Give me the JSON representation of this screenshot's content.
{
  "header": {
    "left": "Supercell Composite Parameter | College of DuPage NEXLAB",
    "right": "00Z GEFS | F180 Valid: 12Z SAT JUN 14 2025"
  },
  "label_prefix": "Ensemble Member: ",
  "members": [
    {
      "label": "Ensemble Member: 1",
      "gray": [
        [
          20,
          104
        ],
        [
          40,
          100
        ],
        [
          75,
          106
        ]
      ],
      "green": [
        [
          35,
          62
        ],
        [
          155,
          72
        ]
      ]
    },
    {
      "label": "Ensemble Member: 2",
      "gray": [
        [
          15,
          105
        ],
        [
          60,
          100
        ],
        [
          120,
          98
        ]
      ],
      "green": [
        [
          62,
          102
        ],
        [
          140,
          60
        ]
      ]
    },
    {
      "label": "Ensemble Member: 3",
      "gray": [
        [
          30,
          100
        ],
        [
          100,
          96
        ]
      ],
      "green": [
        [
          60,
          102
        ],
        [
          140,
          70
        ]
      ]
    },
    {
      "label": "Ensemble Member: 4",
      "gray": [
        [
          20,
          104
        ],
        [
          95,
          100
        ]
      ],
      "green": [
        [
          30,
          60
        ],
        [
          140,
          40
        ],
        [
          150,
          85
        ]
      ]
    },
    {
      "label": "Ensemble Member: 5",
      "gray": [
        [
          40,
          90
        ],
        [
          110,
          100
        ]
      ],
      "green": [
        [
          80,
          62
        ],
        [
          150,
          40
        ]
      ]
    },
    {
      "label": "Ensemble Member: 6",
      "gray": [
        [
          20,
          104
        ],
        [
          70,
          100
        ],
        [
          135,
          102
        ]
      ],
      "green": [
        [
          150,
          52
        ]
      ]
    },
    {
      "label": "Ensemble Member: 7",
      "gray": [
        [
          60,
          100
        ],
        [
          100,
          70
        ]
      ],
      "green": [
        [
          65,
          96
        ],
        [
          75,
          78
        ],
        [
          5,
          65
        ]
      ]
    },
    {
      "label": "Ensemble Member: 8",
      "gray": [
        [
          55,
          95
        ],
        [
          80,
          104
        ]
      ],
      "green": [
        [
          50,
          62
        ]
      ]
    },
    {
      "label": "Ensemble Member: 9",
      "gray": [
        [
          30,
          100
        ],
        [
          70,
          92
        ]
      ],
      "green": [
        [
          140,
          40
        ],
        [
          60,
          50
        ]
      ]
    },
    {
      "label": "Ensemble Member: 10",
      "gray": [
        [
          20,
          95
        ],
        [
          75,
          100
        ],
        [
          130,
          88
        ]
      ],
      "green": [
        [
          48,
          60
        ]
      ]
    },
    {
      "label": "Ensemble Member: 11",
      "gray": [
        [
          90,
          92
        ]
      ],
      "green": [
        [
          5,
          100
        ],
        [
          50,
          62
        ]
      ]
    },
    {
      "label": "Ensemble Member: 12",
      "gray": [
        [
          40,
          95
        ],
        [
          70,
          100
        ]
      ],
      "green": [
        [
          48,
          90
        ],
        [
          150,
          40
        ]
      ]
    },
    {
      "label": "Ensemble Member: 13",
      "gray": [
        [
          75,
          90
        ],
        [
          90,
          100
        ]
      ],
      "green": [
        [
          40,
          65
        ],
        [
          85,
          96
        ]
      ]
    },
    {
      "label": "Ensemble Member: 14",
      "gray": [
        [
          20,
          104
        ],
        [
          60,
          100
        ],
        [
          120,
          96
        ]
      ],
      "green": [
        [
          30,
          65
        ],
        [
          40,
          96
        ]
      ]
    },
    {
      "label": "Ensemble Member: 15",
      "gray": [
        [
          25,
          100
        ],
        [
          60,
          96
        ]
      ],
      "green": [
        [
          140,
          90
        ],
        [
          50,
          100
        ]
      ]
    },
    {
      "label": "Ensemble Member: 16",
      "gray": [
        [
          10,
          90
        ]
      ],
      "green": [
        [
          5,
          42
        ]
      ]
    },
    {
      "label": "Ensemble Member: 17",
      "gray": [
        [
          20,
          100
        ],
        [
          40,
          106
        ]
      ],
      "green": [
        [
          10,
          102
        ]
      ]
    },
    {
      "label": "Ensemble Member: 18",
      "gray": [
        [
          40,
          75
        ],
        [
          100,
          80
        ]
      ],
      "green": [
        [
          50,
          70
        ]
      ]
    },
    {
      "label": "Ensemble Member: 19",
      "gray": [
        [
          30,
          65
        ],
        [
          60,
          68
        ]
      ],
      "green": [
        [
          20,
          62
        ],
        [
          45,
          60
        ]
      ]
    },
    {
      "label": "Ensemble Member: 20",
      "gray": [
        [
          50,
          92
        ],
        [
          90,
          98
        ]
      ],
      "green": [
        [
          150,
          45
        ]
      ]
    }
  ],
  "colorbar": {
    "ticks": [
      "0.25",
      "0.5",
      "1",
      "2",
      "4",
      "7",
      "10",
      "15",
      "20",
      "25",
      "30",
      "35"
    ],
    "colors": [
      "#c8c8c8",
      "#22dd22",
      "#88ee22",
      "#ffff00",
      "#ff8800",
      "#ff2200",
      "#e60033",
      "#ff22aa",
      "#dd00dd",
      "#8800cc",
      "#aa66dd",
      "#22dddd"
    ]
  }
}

▶ [YOUR OBJECTIVE]:
Each record must be returned exactly as it is written.

▶ [SOLUTION BELOW]:
Give me the JSON representation of this screenshot's content.
{
  "header": {
    "left": "Supercell Composite Parameter | College of DuPage NEXLAB",
    "right": "00Z GEFS | F180 Valid: 12Z SAT JUN 14 2025"
  },
  "label_prefix": "Ensemble Member: ",
  "members": [
    {
      "label": "Ensemble Member: 1",
      "gray": [
        [
          20,
          104
        ],
        [
          40,
          100
        ],
        [
          75,
          106
        ]
      ],
      "green": [
        [
          35,
          62
        ],
        [
          155,
          72
        ]
      ]
    },
    {
      "label": "Ensemble Member: 2",
      "gray": [
        [
          15,
          105
        ],
        [
          60,
          100
        ],
        [
          120,
          98
        ]
      ],
      "green": [
        [
          62,
          102
        ],
        [
          140,
          60
        ]
      ]
    },
    {
      "label": "Ensemble Member: 3",
      "gray": [
        [
          30,
          100
        ],
        [
          100,
          96
        ]
      ],
      "green": [
        [
          60,
          102
        ],
        [
          140,
          70
        ]
      ]
    },
    {
      "label": "Ensemble Member: 4",
      "gray": [
        [
          20,
          104
        ],
        [
          95,
          100
        ]
      ],
      "green": [
        [
          30,
          60
        ],
        [
          140,
          40
        ],
        [
          150,
          85
        ]
      ]
    },
    {
      "label": "Ensemble Member: 5",
      "gray": [
        [
          40,
          90
        ],
        [
          110,
          100
        ]
      ],
      "green": [
        [
          80,
          62
        ],
        [
          150,
          40
        ]
      ]
    },
    {
      "label": "Ensemble Member: 6",
      "gray": [
        [
          20,
          104
        ],
        [
          70,
          100
        ],
        [
          135,
          102
        ]
      ],
      "green": [
        [
          150,
          52
        ]
      ]
    },
    {
      "label": "Ensemble Member: 7",
      "gray": [
        [
          60,
          100
        ],
        [
          100,
          70
        ]
      ],
      "green": [
        [
          65,
          96
        ],
        [
          75,
          78
        ],
        [
          5,
          65
        ]
      ]
    },
    {
      "label": "Ensemble Member: 8",
      "gray": [
        [
          55,
          95
        ],
        [
          80,
          104
        ]
      ],
      "green": [
        [
          50,
          62
        ]
      ]
    },
    {
      "label": "Ensemble Member: 9",
      "gray": [
        [
          30,
          100
        ],
        [
          70,
          92
        ]
      ],
      "green": [
        [
          140,
          40
        ],
        [
          60,
          50
        ]
      ]
    },
    {
      "label": "Ensemble Member: 10",
      "gray": [
        [
          20,
          95
        ],
        [
          75,
          100
        ],
        [
          130,
          88
        ]
      ],
      "green": [
        [
          48,
          60
        ]
      ]
    },
    {
      "label": "Ensemble Member: 11",
      "gray": [
        [
          90,
          92
        ]
      ],
      "green": [
        [
          5,
          100
        ],
        [
          50,
          62
        ]
      ]
    },
    {
      "label": "Ensemble Member: 12",
      "gray": [
        [
          40,
          95
        ],
        [
          70,
          100
        ]
      ],
      "green": [
        [
          48,
          90
        ],
        [
          150,
          40
        ]
      ]
    },
    {
      "label": "Ensemble Member: 13",
      "gray": [
        [
          75,
          90
        ],
        [
          90,
          100
        ]
      ],
      "green": [
        [
          40,
          65
        ],
        [
          85,
          96
        ]
      ]
    },
    {
      "label": "Ensemble Member: 14",
      "gray": [
        [
          20,
          104
        ],
        [
          60,
          100
        ],
        [
          120,
          96
        ]
      ],
      "green": [
        [
          30,
          65
        ],
        [
          40,
          96
        ]
      ]
    },
    {
      "label": "Ensemble Member: 15",
      "gray": [
        [
          25,
          100
        ],
        [
          60,
          96
        ]
      ],
      "green": [
        [
          140,
          90
        ],
        [
          50,
          100
        ]
      ]
    },
    {
      "label": "Ensemble Member: 16",
      "gray": [
        [
          10,
          90
        ]
      ],
      "green": [
        [
          5,
          42
        ]
      ]
    },
    {
      "label": "Ensemble Member: 17",
      "gray": [
        [
          20,
          100
        ],
        [
          40,
          106
        ]
      ],
      "green": [
        [
          10,
          102
        ]
      ]
    },
    {
      "label": "Ensemble Member: 18",
      "gray": [
        [
          40,
          75
        ],
        [
          100,
          80
        ]
      ],
      "green": [
        [
          50,
          70
        ]
      ]
    },
    {
      "label": "Ensemble Member: 19",
      "gray": [
        [
          30,
          65
        ],
        [
          60,
          68
        ]
      ],
      "green": [
        [
          20,
          62
        ],
        [
          45,
          60
        ]
      ]
    },
    {
      "label": "Ensemble Member: 20",
      "gray": [
        [
          50,
          92
        ],
        [
          90,
          98
        ]
      ],
      "green": [
        [
          150,
          45
        ]
      ]
    }
  ],
  "colorbar": {
    "ticks": [
      "0.25",
      "0.5",
      "1",
      "2",
      "4",
      "7",
      "10",
      "15",
      "20",
      "25",
      "30",
      "35"
    ],
    "colors": [
      "#c8c8c8",
      "#22dd22",
      "#88ee22",
      "#ffff00",
      "#ff8800",
      "#ff2200",
      "#e60033",
      "#ff22aa",
      "#dd00dd",
      "#8800cc",
      "#aa66dd",
      "#22dddd"
    ]
  }
}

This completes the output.